*GOAL:*
Find how many lines in the data below mention "burning". Give the number only.

(Stored records)
◇ ◇ ◇ ◇

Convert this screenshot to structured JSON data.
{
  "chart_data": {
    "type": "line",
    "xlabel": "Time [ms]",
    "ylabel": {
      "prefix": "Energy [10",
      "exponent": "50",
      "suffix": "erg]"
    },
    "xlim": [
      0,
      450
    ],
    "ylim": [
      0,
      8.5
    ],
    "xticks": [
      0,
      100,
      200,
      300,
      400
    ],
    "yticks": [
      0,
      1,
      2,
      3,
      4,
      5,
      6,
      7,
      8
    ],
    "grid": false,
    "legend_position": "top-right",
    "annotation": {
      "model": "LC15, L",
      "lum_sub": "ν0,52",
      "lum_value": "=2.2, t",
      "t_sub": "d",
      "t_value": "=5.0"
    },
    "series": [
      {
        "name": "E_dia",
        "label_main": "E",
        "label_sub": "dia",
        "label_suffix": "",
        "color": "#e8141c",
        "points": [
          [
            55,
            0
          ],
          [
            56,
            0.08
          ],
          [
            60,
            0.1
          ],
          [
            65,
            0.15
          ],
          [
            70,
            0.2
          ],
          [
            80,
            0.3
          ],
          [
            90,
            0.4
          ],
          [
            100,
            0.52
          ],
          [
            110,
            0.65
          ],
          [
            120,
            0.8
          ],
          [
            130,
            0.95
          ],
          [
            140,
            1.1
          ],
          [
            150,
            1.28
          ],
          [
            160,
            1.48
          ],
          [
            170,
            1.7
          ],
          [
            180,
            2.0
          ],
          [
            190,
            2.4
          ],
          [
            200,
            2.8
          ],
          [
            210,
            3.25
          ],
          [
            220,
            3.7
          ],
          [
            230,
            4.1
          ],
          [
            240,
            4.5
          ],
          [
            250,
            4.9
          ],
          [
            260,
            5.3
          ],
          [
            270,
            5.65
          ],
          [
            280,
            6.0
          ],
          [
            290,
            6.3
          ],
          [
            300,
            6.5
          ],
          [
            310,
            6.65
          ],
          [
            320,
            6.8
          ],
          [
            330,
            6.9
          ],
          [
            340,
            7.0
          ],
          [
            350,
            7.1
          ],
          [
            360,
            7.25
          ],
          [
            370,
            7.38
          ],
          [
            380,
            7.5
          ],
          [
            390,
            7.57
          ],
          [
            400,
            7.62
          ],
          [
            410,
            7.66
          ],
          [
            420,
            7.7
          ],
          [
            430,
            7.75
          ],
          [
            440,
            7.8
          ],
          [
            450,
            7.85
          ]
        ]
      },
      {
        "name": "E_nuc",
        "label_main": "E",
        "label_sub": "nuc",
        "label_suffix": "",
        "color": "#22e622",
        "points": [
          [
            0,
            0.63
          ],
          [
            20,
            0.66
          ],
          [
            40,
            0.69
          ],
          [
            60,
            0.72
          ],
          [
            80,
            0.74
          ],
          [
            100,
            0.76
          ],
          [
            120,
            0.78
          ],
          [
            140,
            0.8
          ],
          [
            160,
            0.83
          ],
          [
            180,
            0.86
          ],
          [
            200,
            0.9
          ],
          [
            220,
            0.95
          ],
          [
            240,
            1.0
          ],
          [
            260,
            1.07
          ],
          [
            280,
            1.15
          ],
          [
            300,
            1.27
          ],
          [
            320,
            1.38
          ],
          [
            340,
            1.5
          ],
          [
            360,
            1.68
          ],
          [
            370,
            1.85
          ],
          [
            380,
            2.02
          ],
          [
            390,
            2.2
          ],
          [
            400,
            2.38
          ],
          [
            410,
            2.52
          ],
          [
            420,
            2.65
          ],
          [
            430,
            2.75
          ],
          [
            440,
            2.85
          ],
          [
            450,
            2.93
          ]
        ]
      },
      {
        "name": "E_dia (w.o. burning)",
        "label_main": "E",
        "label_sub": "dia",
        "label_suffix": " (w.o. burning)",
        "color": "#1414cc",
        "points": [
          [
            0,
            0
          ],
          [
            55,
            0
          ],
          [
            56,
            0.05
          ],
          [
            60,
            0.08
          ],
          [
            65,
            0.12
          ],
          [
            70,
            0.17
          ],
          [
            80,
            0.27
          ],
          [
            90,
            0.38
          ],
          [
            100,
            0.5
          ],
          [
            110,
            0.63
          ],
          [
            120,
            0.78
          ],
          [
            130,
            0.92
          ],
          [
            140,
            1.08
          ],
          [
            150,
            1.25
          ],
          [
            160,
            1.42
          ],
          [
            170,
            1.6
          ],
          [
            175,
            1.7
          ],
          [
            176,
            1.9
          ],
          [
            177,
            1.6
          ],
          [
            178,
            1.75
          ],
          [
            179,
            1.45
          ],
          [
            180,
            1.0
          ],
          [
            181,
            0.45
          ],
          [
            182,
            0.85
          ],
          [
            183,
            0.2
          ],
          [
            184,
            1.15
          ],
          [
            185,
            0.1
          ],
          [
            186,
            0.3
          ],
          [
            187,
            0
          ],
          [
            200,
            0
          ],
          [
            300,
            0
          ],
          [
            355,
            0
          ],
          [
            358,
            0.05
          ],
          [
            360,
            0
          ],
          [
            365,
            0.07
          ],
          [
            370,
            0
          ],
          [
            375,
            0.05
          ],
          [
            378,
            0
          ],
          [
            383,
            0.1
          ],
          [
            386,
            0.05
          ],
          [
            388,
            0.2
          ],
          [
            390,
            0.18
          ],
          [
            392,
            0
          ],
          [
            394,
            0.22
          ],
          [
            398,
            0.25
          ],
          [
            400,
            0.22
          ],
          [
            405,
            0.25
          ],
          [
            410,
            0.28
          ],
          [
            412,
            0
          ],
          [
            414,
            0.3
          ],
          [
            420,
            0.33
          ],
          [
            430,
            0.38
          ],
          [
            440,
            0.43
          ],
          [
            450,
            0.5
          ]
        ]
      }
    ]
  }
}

◇ ◇ ◇ ◇

*RESULT BELOW:*
2